• TASK: Look through the material below. Copy every line with the string "name" in it.

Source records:
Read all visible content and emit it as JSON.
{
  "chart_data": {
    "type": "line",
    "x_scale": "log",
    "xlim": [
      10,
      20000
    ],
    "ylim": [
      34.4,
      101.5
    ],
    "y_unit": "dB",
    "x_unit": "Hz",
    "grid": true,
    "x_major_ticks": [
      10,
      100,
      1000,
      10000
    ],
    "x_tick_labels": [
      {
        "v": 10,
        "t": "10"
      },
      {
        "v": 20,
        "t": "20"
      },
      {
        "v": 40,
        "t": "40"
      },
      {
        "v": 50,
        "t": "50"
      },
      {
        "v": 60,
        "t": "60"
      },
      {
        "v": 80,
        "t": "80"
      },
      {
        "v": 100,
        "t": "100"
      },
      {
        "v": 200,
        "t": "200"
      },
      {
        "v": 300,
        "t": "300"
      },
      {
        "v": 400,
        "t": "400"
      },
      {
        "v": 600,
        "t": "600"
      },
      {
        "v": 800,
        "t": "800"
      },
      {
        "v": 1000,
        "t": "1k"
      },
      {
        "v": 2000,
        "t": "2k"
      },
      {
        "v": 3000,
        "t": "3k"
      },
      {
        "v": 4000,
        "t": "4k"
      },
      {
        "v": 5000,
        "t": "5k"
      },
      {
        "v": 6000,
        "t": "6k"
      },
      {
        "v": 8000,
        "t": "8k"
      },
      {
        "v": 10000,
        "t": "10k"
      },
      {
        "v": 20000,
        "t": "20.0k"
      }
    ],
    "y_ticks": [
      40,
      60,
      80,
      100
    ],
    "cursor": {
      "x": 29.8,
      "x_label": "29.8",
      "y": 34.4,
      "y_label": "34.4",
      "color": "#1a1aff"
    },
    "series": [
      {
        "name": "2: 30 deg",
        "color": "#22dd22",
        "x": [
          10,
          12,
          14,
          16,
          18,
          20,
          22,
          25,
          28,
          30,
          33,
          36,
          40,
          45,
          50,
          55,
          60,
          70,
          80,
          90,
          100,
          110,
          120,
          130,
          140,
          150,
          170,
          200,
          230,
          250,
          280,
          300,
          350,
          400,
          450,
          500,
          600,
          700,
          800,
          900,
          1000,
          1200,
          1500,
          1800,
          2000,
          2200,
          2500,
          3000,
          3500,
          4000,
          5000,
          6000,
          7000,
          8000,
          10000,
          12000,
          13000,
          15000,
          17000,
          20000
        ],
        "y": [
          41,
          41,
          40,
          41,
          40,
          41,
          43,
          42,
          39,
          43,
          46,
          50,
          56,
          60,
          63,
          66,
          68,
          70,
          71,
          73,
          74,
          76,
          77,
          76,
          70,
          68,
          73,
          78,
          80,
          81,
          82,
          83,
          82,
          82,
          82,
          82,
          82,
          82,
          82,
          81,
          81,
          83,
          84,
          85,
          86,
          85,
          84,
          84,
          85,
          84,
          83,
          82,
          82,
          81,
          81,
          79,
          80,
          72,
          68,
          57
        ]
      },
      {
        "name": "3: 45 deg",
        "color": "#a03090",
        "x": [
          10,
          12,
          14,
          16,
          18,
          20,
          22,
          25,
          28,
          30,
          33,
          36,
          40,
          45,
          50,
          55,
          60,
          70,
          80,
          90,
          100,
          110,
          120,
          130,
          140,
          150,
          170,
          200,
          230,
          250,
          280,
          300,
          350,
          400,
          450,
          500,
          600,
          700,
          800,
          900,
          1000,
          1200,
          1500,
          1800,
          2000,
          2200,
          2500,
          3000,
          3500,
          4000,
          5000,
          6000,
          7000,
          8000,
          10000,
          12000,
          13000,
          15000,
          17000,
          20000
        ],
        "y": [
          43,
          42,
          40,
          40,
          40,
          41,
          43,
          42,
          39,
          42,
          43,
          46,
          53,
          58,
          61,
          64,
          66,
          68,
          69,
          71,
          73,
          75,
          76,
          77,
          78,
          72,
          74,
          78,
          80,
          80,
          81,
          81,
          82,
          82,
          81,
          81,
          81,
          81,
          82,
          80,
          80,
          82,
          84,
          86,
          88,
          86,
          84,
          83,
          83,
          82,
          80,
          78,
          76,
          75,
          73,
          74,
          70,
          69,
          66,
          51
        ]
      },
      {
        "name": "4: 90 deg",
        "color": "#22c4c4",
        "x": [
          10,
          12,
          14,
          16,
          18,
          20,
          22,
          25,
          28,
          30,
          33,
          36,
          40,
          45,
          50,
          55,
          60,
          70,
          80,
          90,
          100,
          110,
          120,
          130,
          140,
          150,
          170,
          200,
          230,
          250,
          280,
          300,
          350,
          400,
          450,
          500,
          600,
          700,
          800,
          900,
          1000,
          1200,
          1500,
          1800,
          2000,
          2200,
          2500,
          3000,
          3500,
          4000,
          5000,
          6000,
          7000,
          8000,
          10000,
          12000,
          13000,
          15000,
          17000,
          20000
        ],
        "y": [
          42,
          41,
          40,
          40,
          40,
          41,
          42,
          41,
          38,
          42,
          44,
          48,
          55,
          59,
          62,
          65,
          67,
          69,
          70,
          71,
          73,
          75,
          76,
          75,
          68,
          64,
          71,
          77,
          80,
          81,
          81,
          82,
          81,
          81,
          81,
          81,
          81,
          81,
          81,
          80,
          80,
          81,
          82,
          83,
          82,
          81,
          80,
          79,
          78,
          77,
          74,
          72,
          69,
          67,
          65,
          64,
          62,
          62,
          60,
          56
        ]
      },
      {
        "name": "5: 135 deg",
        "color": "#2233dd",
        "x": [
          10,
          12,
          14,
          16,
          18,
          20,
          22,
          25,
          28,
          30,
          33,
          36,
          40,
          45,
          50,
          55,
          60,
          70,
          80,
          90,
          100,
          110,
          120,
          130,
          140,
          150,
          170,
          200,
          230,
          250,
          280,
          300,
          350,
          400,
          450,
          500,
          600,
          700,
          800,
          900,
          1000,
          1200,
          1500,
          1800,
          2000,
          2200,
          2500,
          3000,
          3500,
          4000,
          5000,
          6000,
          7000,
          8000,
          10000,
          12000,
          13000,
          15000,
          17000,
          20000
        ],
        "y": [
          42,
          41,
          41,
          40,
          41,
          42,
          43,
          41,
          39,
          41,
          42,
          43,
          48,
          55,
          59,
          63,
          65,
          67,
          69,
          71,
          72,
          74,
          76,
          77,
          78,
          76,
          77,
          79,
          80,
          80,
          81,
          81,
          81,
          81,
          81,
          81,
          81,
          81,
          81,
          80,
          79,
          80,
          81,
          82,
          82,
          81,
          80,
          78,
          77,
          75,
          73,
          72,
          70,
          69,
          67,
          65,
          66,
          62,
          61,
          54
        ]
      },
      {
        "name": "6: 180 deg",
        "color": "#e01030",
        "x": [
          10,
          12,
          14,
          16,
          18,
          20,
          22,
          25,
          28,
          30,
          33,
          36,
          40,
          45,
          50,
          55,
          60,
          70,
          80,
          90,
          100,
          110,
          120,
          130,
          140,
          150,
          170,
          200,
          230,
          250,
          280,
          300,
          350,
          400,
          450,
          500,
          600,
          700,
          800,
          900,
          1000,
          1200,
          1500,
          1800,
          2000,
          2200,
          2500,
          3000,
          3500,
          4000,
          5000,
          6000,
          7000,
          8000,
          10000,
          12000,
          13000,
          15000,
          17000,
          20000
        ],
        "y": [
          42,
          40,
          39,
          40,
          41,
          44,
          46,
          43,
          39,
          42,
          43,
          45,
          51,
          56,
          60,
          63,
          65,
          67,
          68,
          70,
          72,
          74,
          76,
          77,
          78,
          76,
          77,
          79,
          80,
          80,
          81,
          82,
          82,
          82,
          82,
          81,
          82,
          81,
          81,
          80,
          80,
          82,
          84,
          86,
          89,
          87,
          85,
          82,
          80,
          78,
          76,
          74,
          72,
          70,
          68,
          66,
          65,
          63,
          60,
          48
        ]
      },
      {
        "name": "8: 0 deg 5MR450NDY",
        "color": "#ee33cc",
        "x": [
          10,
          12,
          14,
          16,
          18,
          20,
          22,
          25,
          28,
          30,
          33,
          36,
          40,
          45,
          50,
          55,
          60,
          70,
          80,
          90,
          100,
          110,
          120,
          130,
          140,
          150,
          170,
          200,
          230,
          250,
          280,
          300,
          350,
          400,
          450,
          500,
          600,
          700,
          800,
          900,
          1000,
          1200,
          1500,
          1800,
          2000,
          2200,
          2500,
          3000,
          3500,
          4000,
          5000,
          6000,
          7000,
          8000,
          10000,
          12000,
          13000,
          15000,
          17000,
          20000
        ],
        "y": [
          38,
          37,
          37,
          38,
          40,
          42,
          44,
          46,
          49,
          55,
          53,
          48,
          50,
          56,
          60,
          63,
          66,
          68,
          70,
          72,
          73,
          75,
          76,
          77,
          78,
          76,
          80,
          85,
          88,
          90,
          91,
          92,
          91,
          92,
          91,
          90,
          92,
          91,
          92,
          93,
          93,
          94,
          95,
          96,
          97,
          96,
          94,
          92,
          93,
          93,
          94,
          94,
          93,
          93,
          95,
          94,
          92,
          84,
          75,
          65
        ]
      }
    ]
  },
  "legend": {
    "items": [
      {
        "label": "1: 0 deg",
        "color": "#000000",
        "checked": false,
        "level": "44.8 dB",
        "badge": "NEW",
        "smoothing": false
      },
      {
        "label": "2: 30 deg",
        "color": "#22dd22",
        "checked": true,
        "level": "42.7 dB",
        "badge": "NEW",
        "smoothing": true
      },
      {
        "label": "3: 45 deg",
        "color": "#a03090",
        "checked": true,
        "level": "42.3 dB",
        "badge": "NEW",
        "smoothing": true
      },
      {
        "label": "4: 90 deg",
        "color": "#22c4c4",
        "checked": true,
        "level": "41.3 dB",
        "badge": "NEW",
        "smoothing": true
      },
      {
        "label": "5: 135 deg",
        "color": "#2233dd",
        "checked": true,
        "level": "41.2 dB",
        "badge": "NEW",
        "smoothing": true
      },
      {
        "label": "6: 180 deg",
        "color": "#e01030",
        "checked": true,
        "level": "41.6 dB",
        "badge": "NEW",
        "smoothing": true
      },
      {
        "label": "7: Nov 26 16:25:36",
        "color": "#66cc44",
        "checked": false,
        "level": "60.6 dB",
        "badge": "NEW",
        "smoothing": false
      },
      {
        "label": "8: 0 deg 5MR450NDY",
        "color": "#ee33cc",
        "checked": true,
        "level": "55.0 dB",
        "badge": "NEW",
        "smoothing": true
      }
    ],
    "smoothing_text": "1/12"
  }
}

--

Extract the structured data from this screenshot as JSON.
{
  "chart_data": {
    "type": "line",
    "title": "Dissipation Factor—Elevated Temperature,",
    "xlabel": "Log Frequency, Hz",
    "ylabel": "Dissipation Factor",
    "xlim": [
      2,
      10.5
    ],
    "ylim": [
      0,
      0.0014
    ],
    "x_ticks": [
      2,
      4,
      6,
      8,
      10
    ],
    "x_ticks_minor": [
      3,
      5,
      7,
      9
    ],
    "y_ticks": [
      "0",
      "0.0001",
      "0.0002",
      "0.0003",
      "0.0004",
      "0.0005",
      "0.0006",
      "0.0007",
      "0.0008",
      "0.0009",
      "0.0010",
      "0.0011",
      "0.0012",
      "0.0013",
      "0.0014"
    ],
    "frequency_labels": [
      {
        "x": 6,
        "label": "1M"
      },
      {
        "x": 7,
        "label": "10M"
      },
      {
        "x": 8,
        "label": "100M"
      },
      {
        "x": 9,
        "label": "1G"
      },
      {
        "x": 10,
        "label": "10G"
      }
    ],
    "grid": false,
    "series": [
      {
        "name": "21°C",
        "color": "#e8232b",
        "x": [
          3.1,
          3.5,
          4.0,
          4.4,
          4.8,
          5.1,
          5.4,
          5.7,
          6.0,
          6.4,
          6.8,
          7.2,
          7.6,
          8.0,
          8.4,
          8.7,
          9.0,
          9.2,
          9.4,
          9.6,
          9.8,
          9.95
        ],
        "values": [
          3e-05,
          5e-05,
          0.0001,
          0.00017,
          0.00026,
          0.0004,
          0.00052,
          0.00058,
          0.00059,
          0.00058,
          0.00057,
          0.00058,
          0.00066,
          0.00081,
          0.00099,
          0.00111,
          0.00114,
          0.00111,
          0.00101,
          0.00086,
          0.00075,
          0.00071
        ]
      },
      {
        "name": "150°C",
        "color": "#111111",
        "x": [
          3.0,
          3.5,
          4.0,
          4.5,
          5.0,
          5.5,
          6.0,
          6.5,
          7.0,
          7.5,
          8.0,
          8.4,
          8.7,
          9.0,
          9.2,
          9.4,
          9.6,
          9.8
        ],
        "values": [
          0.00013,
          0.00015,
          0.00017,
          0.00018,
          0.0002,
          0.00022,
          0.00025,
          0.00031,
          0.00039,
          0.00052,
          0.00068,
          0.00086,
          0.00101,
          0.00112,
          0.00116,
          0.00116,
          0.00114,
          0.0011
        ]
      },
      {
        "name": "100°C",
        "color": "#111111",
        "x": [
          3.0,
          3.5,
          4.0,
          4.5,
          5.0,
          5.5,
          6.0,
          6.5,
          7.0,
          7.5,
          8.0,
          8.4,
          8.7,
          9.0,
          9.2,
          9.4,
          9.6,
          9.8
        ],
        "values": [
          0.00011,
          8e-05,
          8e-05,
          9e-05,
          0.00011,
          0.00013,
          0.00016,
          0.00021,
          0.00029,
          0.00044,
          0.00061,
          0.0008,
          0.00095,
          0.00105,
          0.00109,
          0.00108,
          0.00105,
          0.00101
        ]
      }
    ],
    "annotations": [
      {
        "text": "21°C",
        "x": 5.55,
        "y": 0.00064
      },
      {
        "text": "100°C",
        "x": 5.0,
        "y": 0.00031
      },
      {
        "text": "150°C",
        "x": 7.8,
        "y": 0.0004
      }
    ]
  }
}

• SOLVED PROBLEM:
        "name": "2: 30 deg",
        "name": "3: 45 deg",
        "name": "4: 90 deg",
        "name": "5: 135 deg",
        "name": "6: 180 deg",
        "name": "8: 0 deg 5MR450NDY",
        "name": "21°C",
        "name": "150°C",
        "name": "100°C",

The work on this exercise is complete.